───── Provided information

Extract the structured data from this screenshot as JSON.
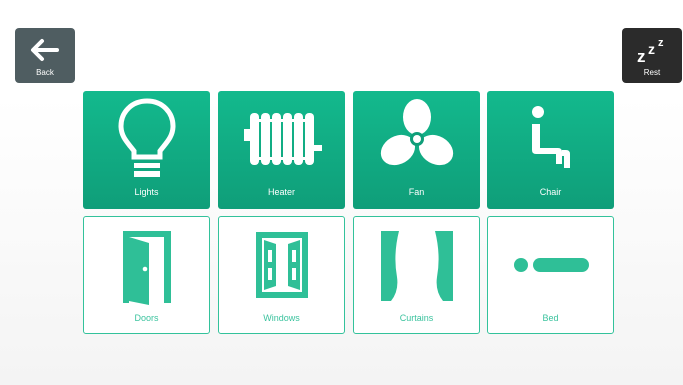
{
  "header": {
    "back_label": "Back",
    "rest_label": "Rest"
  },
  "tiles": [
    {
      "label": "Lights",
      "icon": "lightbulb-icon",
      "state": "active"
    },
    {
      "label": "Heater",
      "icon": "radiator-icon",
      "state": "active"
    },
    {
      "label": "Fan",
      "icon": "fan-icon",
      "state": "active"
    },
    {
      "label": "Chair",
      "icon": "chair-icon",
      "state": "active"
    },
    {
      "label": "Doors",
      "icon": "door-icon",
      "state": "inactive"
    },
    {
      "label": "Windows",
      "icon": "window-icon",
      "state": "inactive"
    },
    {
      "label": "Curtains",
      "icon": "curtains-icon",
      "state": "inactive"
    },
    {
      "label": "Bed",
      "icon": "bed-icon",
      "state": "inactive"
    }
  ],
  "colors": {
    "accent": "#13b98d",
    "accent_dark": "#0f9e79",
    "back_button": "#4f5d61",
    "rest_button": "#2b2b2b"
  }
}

──────────
───── Provided information

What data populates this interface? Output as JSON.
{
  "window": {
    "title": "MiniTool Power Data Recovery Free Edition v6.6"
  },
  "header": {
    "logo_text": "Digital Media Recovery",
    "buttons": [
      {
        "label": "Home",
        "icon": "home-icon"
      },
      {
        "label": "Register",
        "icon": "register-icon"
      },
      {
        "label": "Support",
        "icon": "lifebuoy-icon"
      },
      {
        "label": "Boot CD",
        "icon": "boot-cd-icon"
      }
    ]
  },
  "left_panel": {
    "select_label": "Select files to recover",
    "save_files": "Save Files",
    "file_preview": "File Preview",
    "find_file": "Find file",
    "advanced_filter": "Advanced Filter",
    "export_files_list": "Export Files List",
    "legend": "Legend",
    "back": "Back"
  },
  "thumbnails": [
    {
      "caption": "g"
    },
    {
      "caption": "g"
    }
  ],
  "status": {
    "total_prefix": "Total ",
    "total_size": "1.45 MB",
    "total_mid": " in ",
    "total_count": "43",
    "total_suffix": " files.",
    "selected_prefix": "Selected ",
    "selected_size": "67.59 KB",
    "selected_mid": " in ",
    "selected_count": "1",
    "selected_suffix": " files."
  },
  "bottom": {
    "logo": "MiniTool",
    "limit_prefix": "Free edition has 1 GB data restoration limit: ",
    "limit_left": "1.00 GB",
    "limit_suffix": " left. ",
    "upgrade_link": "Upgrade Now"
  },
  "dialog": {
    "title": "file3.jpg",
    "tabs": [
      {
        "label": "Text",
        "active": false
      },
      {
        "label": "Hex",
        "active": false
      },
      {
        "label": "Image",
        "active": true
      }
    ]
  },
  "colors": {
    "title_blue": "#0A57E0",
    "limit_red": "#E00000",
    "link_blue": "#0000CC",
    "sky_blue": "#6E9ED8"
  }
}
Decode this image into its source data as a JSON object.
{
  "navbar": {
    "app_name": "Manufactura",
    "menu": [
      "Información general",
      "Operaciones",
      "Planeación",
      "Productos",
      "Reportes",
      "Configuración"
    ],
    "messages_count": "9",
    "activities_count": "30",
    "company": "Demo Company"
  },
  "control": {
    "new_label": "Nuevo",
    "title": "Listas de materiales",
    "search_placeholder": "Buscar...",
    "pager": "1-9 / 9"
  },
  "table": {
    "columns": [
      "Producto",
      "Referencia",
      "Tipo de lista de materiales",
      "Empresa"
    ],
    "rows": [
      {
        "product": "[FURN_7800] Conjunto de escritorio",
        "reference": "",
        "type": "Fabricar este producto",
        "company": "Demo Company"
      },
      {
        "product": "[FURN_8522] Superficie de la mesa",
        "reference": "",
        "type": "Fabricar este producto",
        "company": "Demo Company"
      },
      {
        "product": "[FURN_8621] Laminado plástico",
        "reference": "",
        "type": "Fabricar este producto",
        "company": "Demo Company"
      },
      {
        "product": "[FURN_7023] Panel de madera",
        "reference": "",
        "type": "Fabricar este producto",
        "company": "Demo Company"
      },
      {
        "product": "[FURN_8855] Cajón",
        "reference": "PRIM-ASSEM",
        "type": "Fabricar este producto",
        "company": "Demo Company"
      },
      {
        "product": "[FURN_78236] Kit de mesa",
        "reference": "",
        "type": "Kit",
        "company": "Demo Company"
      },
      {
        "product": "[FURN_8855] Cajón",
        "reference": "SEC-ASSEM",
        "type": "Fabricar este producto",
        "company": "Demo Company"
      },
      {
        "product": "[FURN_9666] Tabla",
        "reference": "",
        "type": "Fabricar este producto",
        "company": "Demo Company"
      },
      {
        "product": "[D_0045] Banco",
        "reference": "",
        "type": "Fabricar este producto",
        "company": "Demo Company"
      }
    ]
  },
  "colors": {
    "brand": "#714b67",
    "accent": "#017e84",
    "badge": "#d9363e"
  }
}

──────────

- _What the exercise asks_: In the entries above, find each line with the word "MiniTool" and copy it.

- _Written reply_:
    "title": "MiniTool Power Data Recovery Free Edition v6.6"
    "logo": "MiniTool",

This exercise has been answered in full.